=== TASK INPUT ===

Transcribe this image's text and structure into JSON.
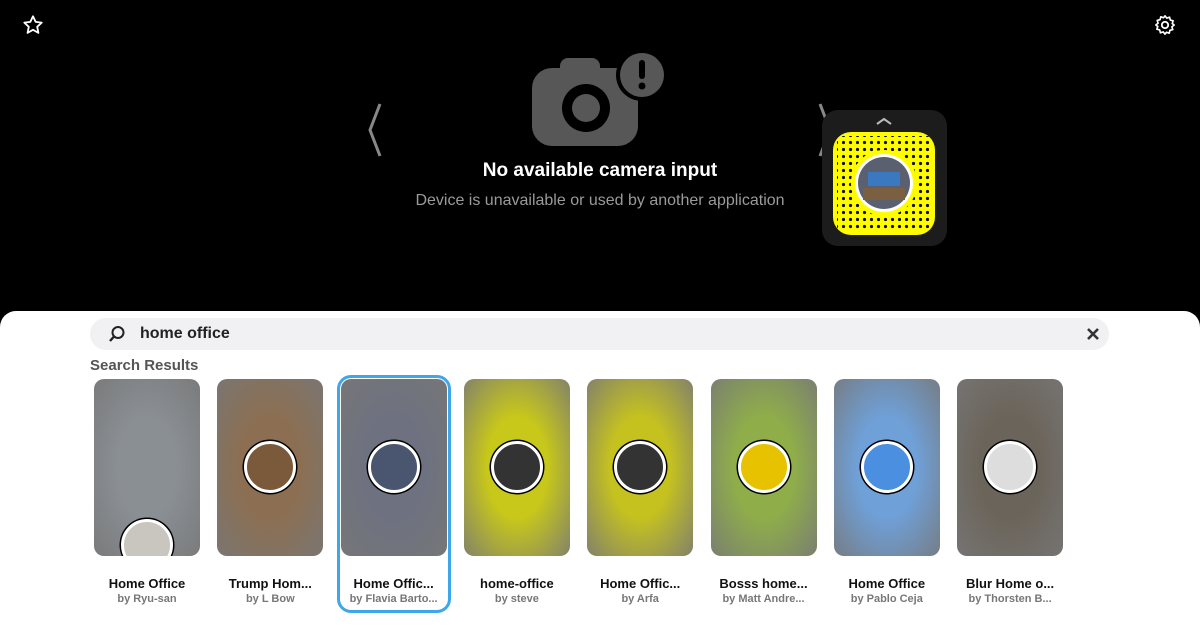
{
  "header": {
    "favorite_icon": "star-icon",
    "settings_icon": "gear-icon"
  },
  "camera": {
    "icon": "camera-error-icon",
    "title": "No available camera input",
    "subtitle": "Device is unavailable or used by another application"
  },
  "snapcode": {
    "color": "#fffc00"
  },
  "search": {
    "value": "home office",
    "icon": "search-icon",
    "clear_icon": "close-icon"
  },
  "results_label": "Search Results",
  "selected_color": "#3ea6ea",
  "results": [
    {
      "title": "Home Office",
      "author": "by Ryu-san",
      "bg": "#8a8f94",
      "icon_bg": "#c9c6c0"
    },
    {
      "title": "Trump Hom...",
      "author": "by L Bow",
      "bg": "#8c6f52",
      "icon_bg": "#7a5a3a"
    },
    {
      "title": "Home Offic...",
      "author": "by Flavia Barto...",
      "bg": "#6e7280",
      "icon_bg": "#4a5670",
      "selected": true
    },
    {
      "title": "home-office",
      "author": "by steve",
      "bg": "#c8c81a",
      "icon_bg": "#333"
    },
    {
      "title": "Home Offic...",
      "author": "by Arfa",
      "bg": "#c5c21f",
      "icon_bg": "#333"
    },
    {
      "title": "Bosss home...",
      "author": "by Matt Andre...",
      "bg": "#8fae4a",
      "icon_bg": "#e6c200"
    },
    {
      "title": "Home Office",
      "author": "by Pablo Ceja",
      "bg": "#6fa0d8",
      "icon_bg": "#4a8fe0"
    },
    {
      "title": "Blur Home o...",
      "author": "by Thorsten B...",
      "bg": "#6b645a",
      "icon_bg": "#ddd"
    }
  ]
}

===

- WORK TO DO
Copy each line of the records precisely and drop any images they hold.

- RESULT FOR THIS EXERCISE
Transcribe this image's text and structure into JSON.
{
  "header": {
    "favorite_icon": "star-icon",
    "settings_icon": "gear-icon"
  },
  "camera": {
    "icon": "camera-error-icon",
    "title": "No available camera input",
    "subtitle": "Device is unavailable or used by another application"
  },
  "snapcode": {
    "color": "#fffc00"
  },
  "search": {
    "value": "home office",
    "icon": "search-icon",
    "clear_icon": "close-icon"
  },
  "results_label": "Search Results",
  "selected_color": "#3ea6ea",
  "results": [
    {
      "title": "Home Office",
      "author": "by Ryu-san",
      "bg": "#8a8f94",
      "icon_bg": "#c9c6c0"
    },
    {
      "title": "Trump Hom...",
      "author": "by L Bow",
      "bg": "#8c6f52",
      "icon_bg": "#7a5a3a"
    },
    {
      "title": "Home Offic...",
      "author": "by Flavia Barto...",
      "bg": "#6e7280",
      "icon_bg": "#4a5670",
      "selected": true
    },
    {
      "title": "home-office",
      "author": "by steve",
      "bg": "#c8c81a",
      "icon_bg": "#333"
    },
    {
      "title": "Home Offic...",
      "author": "by Arfa",
      "bg": "#c5c21f",
      "icon_bg": "#333"
    },
    {
      "title": "Bosss home...",
      "author": "by Matt Andre...",
      "bg": "#8fae4a",
      "icon_bg": "#e6c200"
    },
    {
      "title": "Home Office",
      "author": "by Pablo Ceja",
      "bg": "#6fa0d8",
      "icon_bg": "#4a8fe0"
    },
    {
      "title": "Blur Home o...",
      "author": "by Thorsten B...",
      "bg": "#6b645a",
      "icon_bg": "#ddd"
    }
  ]
}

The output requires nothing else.